### [EXERCISE AIM]
Say how many lines of these entries include the word "reuse", and answer with the number alone.

Dataset items:
— START —

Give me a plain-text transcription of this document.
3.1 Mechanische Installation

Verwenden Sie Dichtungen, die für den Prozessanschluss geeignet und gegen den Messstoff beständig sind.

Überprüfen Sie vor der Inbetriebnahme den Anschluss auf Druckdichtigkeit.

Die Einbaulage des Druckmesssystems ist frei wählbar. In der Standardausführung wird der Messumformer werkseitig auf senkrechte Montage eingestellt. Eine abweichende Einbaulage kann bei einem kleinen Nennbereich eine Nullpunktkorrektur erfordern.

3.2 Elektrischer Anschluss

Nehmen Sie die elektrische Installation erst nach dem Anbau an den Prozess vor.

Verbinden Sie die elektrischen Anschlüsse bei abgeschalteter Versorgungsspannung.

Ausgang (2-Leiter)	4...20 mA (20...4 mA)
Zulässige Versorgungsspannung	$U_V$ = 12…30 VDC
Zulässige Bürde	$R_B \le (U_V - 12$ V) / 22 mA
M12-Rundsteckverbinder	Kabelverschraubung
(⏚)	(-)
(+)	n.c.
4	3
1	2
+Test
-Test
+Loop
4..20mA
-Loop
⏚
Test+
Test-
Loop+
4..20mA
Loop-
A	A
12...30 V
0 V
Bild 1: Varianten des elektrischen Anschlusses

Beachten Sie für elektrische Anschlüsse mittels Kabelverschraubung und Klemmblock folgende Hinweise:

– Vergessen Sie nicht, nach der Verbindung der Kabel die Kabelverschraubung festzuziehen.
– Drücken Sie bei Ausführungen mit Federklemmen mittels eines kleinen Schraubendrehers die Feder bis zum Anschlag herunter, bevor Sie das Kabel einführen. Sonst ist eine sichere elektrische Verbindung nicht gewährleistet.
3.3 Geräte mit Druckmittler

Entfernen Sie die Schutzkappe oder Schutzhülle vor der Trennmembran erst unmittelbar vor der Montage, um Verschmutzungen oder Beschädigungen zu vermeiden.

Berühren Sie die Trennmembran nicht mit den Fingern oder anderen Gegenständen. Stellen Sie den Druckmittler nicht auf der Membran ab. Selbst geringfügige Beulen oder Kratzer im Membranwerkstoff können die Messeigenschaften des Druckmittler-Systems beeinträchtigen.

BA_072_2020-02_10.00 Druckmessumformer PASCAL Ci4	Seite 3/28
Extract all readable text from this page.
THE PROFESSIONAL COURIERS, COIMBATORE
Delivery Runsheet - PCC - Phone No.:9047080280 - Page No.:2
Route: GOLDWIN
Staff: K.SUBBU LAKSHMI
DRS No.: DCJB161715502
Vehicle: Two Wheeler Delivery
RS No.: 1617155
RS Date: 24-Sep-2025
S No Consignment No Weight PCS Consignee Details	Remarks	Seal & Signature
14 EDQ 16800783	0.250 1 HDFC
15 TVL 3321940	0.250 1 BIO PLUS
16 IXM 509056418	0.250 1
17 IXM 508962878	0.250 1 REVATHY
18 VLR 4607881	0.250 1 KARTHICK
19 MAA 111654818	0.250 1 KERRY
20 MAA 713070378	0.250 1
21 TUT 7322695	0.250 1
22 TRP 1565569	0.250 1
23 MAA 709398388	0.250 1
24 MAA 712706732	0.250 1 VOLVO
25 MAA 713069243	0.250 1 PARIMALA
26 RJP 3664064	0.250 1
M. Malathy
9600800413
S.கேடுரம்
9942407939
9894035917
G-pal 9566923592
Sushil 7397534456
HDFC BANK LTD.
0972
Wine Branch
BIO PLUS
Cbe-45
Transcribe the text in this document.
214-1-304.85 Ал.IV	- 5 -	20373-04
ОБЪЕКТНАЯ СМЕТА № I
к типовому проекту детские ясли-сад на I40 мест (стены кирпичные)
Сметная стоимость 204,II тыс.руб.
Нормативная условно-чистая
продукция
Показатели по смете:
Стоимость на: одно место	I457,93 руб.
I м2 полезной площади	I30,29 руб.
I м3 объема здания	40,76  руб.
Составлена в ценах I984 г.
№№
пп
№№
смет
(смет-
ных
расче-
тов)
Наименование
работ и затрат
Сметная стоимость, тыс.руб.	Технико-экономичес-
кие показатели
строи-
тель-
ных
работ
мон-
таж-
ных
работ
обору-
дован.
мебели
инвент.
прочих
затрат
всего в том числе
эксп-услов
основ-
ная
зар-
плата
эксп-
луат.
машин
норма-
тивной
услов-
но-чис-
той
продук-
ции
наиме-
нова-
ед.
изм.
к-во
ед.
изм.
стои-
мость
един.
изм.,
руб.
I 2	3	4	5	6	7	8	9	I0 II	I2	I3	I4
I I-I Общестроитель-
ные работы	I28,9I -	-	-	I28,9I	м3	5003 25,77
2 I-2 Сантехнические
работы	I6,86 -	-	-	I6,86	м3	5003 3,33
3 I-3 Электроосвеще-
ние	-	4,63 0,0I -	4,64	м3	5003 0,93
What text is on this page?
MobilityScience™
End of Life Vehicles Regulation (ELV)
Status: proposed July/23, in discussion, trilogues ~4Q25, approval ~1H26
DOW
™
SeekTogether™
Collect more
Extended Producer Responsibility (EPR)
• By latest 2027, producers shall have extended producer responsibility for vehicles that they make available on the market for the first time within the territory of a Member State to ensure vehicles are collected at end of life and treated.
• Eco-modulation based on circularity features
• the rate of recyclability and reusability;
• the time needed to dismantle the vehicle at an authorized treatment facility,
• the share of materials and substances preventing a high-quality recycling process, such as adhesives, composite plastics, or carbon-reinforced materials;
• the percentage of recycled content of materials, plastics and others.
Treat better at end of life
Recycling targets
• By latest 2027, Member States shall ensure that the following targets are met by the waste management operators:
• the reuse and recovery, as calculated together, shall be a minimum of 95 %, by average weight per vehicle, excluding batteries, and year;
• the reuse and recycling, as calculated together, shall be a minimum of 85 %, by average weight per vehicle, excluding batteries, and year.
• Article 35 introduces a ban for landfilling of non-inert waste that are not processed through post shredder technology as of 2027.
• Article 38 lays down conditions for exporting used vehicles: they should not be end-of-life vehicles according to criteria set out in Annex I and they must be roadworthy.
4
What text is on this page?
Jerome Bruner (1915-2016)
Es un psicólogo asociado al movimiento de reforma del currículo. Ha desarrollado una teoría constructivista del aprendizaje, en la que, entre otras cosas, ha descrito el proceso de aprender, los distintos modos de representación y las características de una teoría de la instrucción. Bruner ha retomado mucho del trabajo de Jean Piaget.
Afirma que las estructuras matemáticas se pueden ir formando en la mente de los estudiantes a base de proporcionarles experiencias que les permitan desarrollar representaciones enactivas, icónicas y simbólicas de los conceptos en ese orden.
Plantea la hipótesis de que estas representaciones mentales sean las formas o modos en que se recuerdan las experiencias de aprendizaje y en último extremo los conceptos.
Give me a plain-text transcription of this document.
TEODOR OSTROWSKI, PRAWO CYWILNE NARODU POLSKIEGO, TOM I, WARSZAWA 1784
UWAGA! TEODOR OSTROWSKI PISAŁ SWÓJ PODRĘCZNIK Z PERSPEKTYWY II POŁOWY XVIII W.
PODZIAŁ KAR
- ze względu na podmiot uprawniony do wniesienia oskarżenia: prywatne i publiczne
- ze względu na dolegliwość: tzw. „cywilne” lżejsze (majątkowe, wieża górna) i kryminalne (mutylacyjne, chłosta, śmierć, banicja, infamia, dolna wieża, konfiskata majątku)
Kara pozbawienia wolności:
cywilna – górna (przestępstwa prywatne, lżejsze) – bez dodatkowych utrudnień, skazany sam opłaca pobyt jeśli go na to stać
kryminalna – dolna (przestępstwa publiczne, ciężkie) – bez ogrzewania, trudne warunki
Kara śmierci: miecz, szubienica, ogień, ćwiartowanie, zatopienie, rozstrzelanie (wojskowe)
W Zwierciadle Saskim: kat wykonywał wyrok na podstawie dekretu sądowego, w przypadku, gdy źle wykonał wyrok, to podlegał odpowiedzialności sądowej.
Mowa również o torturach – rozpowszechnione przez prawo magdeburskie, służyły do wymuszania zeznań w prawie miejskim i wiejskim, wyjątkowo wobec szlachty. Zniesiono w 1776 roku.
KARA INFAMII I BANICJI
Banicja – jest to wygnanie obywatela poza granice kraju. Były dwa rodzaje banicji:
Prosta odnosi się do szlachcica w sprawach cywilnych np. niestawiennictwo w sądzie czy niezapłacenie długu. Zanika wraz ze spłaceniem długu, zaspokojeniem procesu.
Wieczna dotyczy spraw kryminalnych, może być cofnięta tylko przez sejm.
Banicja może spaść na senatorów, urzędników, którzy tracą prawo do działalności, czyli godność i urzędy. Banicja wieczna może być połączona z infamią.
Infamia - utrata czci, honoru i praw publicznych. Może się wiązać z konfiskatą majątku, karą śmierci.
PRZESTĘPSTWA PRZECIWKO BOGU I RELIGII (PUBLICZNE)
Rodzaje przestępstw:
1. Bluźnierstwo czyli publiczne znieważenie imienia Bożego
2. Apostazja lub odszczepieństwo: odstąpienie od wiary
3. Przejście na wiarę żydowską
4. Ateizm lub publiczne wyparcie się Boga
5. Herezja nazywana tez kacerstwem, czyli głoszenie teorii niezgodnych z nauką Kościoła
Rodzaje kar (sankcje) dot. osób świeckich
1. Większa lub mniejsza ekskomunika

— END —

### [SOLUTION]
2